[Dataset records]
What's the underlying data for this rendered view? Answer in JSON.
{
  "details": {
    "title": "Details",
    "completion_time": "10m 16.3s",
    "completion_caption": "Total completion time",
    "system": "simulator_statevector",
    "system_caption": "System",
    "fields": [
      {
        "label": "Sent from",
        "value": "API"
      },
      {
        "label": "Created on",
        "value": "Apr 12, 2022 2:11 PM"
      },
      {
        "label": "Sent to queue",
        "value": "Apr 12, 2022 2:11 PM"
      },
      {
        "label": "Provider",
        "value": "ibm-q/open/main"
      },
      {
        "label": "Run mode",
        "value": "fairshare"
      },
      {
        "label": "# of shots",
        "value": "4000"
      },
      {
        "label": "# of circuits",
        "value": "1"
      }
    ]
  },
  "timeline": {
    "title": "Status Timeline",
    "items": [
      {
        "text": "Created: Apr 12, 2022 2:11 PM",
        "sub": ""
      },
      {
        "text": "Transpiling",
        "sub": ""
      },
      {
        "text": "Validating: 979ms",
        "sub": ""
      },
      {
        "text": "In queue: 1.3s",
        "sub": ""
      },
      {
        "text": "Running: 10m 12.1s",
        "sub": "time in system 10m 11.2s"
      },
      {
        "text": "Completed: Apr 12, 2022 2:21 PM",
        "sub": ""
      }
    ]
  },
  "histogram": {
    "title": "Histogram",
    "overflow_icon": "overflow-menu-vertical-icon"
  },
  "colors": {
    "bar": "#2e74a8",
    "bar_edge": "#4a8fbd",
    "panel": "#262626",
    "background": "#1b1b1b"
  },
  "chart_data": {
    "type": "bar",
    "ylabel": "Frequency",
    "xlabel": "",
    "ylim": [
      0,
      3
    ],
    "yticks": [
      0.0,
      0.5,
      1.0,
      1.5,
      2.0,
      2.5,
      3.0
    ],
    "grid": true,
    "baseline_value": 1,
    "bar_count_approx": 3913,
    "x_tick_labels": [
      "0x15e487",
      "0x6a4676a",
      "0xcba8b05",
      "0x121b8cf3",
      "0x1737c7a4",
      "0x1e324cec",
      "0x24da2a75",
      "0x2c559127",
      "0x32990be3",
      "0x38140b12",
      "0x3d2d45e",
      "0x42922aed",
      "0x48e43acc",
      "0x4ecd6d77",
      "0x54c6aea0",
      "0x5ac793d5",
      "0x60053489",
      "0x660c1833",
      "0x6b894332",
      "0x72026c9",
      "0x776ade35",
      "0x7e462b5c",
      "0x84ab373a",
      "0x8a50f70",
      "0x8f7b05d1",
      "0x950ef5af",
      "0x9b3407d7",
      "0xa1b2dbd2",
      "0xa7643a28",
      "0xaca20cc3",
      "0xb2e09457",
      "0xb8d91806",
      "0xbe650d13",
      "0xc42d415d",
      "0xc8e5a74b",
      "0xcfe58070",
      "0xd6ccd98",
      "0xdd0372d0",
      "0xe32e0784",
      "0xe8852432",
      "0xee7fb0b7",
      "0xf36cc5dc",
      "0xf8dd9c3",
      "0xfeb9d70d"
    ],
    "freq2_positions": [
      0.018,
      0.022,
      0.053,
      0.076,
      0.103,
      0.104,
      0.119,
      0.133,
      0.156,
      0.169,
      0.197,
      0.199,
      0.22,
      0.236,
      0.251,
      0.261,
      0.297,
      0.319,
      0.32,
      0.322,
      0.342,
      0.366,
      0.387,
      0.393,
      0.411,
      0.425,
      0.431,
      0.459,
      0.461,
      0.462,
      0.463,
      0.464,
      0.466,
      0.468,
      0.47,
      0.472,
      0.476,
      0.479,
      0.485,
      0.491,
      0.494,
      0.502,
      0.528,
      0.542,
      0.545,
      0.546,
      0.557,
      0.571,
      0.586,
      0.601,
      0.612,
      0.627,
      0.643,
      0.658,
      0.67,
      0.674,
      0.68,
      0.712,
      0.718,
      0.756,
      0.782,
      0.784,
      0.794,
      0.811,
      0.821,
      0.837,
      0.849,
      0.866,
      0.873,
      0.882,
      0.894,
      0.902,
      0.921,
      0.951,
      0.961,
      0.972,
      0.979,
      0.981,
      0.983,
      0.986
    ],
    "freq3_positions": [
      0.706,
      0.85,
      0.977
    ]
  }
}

### AIM
Repeat every entry exactly, please.

### TASK RESPONSE
What's the underlying data for this rendered view? Answer in JSON.
{
  "details": {
    "title": "Details",
    "completion_time": "10m 16.3s",
    "completion_caption": "Total completion time",
    "system": "simulator_statevector",
    "system_caption": "System",
    "fields": [
      {
        "label": "Sent from",
        "value": "API"
      },
      {
        "label": "Created on",
        "value": "Apr 12, 2022 2:11 PM"
      },
      {
        "label": "Sent to queue",
        "value": "Apr 12, 2022 2:11 PM"
      },
      {
        "label": "Provider",
        "value": "ibm-q/open/main"
      },
      {
        "label": "Run mode",
        "value": "fairshare"
      },
      {
        "label": "# of shots",
        "value": "4000"
      },
      {
        "label": "# of circuits",
        "value": "1"
      }
    ]
  },
  "timeline": {
    "title": "Status Timeline",
    "items": [
      {
        "text": "Created: Apr 12, 2022 2:11 PM",
        "sub": ""
      },
      {
        "text": "Transpiling",
        "sub": ""
      },
      {
        "text": "Validating: 979ms",
        "sub": ""
      },
      {
        "text": "In queue: 1.3s",
        "sub": ""
      },
      {
        "text": "Running: 10m 12.1s",
        "sub": "time in system 10m 11.2s"
      },
      {
        "text": "Completed: Apr 12, 2022 2:21 PM",
        "sub": ""
      }
    ]
  },
  "histogram": {
    "title": "Histogram",
    "overflow_icon": "overflow-menu-vertical-icon"
  },
  "colors": {
    "bar": "#2e74a8",
    "bar_edge": "#4a8fbd",
    "panel": "#262626",
    "background": "#1b1b1b"
  },
  "chart_data": {
    "type": "bar",
    "ylabel": "Frequency",
    "xlabel": "",
    "ylim": [
      0,
      3
    ],
    "yticks": [
      0.0,
      0.5,
      1.0,
      1.5,
      2.0,
      2.5,
      3.0
    ],
    "grid": true,
    "baseline_value": 1,
    "bar_count_approx": 3913,
    "x_tick_labels": [
      "0x15e487",
      "0x6a4676a",
      "0xcba8b05",
      "0x121b8cf3",
      "0x1737c7a4",
      "0x1e324cec",
      "0x24da2a75",
      "0x2c559127",
      "0x32990be3",
      "0x38140b12",
      "0x3d2d45e",
      "0x42922aed",
      "0x48e43acc",
      "0x4ecd6d77",
      "0x54c6aea0",
      "0x5ac793d5",
      "0x60053489",
      "0x660c1833",
      "0x6b894332",
      "0x72026c9",
      "0x776ade35",
      "0x7e462b5c",
      "0x84ab373a",
      "0x8a50f70",
      "0x8f7b05d1",
      "0x950ef5af",
      "0x9b3407d7",
      "0xa1b2dbd2",
      "0xa7643a28",
      "0xaca20cc3",
      "0xb2e09457",
      "0xb8d91806",
      "0xbe650d13",
      "0xc42d415d",
      "0xc8e5a74b",
      "0xcfe58070",
      "0xd6ccd98",
      "0xdd0372d0",
      "0xe32e0784",
      "0xe8852432",
      "0xee7fb0b7",
      "0xf36cc5dc",
      "0xf8dd9c3",
      "0xfeb9d70d"
    ],
    "freq2_positions": [
      0.018,
      0.022,
      0.053,
      0.076,
      0.103,
      0.104,
      0.119,
      0.133,
      0.156,
      0.169,
      0.197,
      0.199,
      0.22,
      0.236,
      0.251,
      0.261,
      0.297,
      0.319,
      0.32,
      0.322,
      0.342,
      0.366,
      0.387,
      0.393,
      0.411,
      0.425,
      0.431,
      0.459,
      0.461,
      0.462,
      0.463,
      0.464,
      0.466,
      0.468,
      0.47,
      0.472,
      0.476,
      0.479,
      0.485,
      0.491,
      0.494,
      0.502,
      0.528,
      0.542,
      0.545,
      0.546,
      0.557,
      0.571,
      0.586,
      0.601,
      0.612,
      0.627,
      0.643,
      0.658,
      0.67,
      0.674,
      0.68,
      0.712,
      0.718,
      0.756,
      0.782,
      0.784,
      0.794,
      0.811,
      0.821,
      0.837,
      0.849,
      0.866,
      0.873,
      0.882,
      0.894,
      0.902,
      0.921,
      0.951,
      0.961,
      0.972,
      0.979,
      0.981,
      0.983,
      0.986
    ],
    "freq3_positions": [
      0.706,
      0.85,
      0.977
    ]
  }
}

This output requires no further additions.